- **What to do**
Pull out every line from the listing that has the word "title".

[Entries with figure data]
--- begin ---

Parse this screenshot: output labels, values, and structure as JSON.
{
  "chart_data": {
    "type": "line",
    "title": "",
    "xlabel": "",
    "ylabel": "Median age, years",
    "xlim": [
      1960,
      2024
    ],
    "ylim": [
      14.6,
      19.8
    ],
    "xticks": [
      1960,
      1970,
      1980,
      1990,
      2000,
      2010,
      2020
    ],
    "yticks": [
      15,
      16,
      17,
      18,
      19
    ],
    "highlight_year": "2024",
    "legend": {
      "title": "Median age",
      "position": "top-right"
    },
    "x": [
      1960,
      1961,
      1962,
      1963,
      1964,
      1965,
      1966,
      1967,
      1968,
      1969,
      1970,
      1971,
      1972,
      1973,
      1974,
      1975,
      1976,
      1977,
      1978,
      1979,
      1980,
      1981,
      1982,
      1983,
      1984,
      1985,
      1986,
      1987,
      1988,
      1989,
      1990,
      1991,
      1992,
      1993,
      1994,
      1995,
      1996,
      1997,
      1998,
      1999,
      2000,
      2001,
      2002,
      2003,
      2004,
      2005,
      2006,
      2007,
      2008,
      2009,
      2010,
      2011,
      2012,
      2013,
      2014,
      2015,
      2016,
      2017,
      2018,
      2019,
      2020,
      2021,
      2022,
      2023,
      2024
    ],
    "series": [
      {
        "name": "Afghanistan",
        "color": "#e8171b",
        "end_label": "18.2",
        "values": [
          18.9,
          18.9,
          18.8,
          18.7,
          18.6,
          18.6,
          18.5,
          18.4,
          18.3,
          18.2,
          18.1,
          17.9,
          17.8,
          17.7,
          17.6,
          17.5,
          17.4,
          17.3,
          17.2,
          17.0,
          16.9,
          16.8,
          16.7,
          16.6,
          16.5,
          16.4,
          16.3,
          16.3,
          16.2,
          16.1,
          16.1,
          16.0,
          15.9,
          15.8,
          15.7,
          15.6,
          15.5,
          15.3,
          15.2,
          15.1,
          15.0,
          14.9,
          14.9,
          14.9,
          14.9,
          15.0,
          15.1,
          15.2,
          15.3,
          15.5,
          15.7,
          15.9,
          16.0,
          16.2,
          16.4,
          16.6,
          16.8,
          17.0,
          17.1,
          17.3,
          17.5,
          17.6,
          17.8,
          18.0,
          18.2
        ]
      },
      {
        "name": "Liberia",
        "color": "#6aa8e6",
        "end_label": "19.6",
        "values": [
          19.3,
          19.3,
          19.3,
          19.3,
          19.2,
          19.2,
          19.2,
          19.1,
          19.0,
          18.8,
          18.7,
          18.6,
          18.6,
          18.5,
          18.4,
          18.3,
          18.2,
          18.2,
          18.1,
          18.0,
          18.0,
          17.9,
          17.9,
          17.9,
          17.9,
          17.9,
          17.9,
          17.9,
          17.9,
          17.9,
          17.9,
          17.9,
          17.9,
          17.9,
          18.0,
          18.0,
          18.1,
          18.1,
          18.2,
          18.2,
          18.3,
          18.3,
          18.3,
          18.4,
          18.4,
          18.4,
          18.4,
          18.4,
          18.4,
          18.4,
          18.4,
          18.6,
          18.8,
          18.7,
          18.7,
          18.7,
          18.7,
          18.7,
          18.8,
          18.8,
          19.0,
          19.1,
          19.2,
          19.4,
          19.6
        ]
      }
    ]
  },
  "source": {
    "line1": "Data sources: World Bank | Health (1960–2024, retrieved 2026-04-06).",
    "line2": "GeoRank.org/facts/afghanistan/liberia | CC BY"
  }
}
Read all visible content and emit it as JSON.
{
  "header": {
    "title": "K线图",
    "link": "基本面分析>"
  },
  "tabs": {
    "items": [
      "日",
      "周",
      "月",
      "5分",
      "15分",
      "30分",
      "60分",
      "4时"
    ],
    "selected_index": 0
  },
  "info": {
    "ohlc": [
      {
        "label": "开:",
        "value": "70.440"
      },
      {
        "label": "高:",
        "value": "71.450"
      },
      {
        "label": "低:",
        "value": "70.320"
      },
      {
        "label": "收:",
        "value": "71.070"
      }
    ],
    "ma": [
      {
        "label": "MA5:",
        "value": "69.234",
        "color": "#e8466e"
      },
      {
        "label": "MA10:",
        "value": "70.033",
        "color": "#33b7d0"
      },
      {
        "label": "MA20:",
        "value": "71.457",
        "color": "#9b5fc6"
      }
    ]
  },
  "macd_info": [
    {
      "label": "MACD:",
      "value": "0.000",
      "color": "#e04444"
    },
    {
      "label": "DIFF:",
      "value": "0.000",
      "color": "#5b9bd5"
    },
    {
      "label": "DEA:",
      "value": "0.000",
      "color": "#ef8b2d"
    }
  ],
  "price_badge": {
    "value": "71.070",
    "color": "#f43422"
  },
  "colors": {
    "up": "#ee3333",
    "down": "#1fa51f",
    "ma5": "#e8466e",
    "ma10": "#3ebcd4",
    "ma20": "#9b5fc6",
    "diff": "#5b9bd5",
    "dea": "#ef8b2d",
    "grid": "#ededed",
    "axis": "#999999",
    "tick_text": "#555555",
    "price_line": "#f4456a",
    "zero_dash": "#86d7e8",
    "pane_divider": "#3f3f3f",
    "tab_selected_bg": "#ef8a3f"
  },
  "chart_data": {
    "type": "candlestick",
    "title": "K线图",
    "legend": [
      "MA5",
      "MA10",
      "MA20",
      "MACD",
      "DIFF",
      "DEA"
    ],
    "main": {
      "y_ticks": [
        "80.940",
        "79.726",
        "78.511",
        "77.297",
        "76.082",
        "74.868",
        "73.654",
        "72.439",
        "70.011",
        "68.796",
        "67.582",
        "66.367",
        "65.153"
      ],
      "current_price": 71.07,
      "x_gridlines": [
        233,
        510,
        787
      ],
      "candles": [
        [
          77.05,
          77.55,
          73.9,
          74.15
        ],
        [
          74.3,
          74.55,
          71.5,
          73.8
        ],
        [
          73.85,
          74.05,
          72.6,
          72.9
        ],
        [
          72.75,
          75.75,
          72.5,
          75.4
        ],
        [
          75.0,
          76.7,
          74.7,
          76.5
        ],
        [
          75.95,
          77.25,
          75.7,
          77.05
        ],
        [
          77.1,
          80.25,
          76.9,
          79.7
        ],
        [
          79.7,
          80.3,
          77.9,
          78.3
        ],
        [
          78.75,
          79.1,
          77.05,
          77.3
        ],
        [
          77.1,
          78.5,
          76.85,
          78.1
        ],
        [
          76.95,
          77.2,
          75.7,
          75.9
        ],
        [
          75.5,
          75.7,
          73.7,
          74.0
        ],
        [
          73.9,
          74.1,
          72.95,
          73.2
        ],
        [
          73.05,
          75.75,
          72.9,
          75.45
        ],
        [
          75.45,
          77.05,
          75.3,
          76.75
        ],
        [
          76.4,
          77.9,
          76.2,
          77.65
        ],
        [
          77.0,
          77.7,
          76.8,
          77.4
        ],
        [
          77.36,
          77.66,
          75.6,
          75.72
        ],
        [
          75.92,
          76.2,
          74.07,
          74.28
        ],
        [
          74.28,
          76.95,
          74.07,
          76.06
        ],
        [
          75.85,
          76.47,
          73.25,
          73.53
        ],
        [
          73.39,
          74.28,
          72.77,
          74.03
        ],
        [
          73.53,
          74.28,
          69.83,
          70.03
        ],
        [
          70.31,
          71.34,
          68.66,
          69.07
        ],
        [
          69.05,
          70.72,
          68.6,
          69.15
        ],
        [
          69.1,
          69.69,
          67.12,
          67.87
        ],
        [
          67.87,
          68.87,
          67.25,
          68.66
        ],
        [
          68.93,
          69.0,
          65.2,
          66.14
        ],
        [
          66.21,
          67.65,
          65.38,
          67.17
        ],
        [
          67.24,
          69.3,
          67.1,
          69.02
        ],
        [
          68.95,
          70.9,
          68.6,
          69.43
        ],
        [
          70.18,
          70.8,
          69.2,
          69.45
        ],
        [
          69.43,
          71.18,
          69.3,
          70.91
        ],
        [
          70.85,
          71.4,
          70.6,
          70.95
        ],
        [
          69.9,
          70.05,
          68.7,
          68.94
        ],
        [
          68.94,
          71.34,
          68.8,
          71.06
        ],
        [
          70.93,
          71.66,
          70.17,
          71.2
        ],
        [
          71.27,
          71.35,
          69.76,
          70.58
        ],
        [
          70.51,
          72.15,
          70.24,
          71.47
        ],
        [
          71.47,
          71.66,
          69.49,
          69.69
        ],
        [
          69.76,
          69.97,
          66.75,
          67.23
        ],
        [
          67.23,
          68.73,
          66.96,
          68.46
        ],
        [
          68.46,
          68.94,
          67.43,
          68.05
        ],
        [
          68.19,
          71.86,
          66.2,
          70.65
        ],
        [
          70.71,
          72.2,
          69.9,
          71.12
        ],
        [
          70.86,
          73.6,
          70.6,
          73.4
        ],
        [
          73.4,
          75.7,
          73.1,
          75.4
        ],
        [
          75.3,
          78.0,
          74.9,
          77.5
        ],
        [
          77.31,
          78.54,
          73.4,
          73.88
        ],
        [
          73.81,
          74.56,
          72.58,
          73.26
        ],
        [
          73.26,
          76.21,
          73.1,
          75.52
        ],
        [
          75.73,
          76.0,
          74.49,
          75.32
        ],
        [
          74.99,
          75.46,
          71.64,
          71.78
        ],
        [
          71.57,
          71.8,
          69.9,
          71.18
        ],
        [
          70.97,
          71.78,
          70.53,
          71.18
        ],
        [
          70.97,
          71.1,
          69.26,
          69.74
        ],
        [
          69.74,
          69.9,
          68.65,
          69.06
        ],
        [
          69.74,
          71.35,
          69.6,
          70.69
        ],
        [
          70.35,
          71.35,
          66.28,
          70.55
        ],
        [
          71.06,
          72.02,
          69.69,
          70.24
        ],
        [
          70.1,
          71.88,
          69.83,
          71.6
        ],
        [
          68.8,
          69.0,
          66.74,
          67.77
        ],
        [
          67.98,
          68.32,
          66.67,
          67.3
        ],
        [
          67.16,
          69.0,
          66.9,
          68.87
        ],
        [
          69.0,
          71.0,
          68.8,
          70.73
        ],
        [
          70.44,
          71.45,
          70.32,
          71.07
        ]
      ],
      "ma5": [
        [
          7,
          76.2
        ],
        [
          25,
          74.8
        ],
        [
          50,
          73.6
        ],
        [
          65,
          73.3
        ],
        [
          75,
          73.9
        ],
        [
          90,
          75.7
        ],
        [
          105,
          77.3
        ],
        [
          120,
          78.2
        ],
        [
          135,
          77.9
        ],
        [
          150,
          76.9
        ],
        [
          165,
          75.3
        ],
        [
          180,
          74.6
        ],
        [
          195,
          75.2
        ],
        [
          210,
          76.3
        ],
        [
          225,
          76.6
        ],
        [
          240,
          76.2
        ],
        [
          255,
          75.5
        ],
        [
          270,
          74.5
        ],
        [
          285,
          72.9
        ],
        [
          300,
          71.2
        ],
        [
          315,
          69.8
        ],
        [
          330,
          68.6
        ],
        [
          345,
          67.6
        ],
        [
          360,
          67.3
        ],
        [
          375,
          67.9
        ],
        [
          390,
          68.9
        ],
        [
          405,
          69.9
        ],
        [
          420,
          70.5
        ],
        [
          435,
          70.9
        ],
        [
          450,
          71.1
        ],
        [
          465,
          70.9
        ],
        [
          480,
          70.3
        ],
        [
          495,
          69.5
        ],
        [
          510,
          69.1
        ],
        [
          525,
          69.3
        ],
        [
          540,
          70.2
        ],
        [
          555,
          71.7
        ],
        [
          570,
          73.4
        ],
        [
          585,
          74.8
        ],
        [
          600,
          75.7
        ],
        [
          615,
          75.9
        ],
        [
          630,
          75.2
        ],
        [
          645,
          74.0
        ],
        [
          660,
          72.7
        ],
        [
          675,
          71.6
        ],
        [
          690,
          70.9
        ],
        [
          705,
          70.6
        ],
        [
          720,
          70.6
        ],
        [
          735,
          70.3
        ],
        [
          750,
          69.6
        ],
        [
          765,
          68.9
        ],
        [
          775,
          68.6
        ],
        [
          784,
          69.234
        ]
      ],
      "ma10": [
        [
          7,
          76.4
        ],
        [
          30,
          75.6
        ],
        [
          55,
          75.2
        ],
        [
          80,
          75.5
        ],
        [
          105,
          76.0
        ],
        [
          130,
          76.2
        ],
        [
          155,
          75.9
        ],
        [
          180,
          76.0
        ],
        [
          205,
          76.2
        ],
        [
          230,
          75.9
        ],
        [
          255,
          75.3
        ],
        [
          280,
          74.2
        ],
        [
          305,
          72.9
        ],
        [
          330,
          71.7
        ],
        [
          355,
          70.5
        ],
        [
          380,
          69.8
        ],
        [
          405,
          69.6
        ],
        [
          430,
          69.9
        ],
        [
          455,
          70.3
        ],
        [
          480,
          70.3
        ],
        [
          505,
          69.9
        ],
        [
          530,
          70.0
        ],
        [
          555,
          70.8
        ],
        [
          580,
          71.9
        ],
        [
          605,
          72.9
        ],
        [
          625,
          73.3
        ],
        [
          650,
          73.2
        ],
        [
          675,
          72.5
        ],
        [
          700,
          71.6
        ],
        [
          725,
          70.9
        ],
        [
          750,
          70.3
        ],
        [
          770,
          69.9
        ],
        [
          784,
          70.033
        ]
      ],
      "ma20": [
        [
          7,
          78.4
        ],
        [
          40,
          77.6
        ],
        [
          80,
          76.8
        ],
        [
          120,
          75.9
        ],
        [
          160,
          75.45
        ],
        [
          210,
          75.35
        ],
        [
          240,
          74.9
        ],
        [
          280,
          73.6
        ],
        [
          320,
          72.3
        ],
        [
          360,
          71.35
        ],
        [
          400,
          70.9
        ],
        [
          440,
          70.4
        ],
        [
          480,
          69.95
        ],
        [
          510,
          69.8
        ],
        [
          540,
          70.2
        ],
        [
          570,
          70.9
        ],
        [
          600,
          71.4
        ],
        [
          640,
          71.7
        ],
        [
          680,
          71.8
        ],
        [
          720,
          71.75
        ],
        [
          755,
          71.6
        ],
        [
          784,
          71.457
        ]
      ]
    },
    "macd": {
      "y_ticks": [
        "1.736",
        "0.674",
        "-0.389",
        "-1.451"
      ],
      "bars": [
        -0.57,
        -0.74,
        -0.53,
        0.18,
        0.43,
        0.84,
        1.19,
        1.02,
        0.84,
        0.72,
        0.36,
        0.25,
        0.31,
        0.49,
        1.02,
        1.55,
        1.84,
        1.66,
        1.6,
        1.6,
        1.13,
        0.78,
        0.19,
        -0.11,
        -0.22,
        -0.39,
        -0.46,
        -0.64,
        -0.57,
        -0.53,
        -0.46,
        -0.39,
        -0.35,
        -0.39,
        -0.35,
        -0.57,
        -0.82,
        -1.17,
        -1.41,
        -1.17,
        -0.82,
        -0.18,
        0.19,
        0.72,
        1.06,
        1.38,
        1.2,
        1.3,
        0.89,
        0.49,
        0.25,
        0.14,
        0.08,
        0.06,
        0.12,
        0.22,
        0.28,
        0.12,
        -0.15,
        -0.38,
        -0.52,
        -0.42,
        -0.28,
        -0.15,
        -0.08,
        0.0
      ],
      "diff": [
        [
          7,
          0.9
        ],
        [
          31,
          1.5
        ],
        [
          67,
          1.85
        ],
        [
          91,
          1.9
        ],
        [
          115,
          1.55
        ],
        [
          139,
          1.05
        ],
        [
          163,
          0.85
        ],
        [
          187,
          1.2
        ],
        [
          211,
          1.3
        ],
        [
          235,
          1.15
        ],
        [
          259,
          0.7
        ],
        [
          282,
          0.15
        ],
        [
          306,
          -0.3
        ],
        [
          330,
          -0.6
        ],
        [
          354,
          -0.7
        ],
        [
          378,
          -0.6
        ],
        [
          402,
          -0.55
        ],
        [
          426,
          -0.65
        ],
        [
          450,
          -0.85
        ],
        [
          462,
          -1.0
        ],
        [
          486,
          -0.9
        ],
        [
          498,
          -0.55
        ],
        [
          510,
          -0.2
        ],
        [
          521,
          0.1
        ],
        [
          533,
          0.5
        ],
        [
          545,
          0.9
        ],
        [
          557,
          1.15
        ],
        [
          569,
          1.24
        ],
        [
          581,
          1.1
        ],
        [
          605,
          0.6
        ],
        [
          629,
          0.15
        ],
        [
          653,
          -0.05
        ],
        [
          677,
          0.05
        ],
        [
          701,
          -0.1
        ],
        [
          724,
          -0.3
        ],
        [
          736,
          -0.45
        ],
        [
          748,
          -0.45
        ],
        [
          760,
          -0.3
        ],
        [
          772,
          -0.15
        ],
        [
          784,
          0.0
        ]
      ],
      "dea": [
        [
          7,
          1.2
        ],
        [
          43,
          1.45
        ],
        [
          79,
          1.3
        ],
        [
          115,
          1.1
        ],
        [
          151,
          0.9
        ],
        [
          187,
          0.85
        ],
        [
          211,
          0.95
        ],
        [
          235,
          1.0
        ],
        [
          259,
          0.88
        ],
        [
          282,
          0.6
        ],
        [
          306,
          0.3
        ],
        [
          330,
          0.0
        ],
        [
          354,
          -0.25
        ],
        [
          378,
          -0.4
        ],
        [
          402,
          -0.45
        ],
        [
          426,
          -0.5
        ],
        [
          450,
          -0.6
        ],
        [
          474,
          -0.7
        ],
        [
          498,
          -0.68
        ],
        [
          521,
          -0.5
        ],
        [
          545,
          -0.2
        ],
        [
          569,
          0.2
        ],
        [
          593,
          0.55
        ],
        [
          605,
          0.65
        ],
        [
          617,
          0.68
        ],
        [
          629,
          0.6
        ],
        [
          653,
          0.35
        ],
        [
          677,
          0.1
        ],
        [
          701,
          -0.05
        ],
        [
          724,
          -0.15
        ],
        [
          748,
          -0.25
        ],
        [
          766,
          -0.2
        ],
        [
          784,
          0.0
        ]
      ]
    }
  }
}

--- end ---

- **Task solution**
    "title": "",
      "title": "Median age",
    "title": "K线图",
    "title": "K线图",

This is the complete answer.